* BEGIN *
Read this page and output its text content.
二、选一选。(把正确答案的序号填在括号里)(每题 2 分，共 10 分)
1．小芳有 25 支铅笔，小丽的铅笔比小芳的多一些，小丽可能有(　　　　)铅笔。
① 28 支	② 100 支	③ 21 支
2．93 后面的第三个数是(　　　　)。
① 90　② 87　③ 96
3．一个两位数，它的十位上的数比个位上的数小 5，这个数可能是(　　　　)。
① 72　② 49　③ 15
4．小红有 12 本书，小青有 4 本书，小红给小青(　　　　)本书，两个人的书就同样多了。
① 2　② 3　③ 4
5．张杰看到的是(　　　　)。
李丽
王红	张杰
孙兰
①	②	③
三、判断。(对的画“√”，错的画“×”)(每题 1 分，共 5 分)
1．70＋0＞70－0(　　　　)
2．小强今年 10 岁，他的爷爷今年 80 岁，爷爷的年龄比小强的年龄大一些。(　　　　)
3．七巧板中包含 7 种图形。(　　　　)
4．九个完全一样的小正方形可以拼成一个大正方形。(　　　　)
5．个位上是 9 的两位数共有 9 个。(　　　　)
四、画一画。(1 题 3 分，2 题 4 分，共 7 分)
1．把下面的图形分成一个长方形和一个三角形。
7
* END *
§ Goal
Reproduce the records above exactly as they appear.

§ Task solution
Read this page and output its text content.
二、选一选。(把正确答案的序号填在括号里)(每题 2 分，共 10 分)
1．小芳有 25 支铅笔，小丽的铅笔比小芳的多一些，小丽可能有(　　　　)铅笔。
① 28 支	② 100 支	③ 21 支
2．93 后面的第三个数是(　　　　)。
① 90　② 87　③ 96
3．一个两位数，它的十位上的数比个位上的数小 5，这个数可能是(　　　　)。
① 72　② 49　③ 15
4．小红有 12 本书，小青有 4 本书，小红给小青(　　　　)本书，两个人的书就同样多了。
① 2　② 3　③ 4
5．张杰看到的是(　　　　)。
李丽
王红	张杰
孙兰
①	②	③
三、判断。(对的画“√”，错的画“×”)(每题 1 分，共 5 分)
1．70＋0＞70－0(　　　　)
2．小强今年 10 岁，他的爷爷今年 80 岁，爷爷的年龄比小强的年龄大一些。(　　　　)
3．七巧板中包含 7 种图形。(　　　　)
4．九个完全一样的小正方形可以拼成一个大正方形。(　　　　)
5．个位上是 9 的两位数共有 9 个。(　　　　)
四、画一画。(1 题 3 分，2 题 4 分，共 7 分)
1．把下面的图形分成一个长方形和一个三角形。
7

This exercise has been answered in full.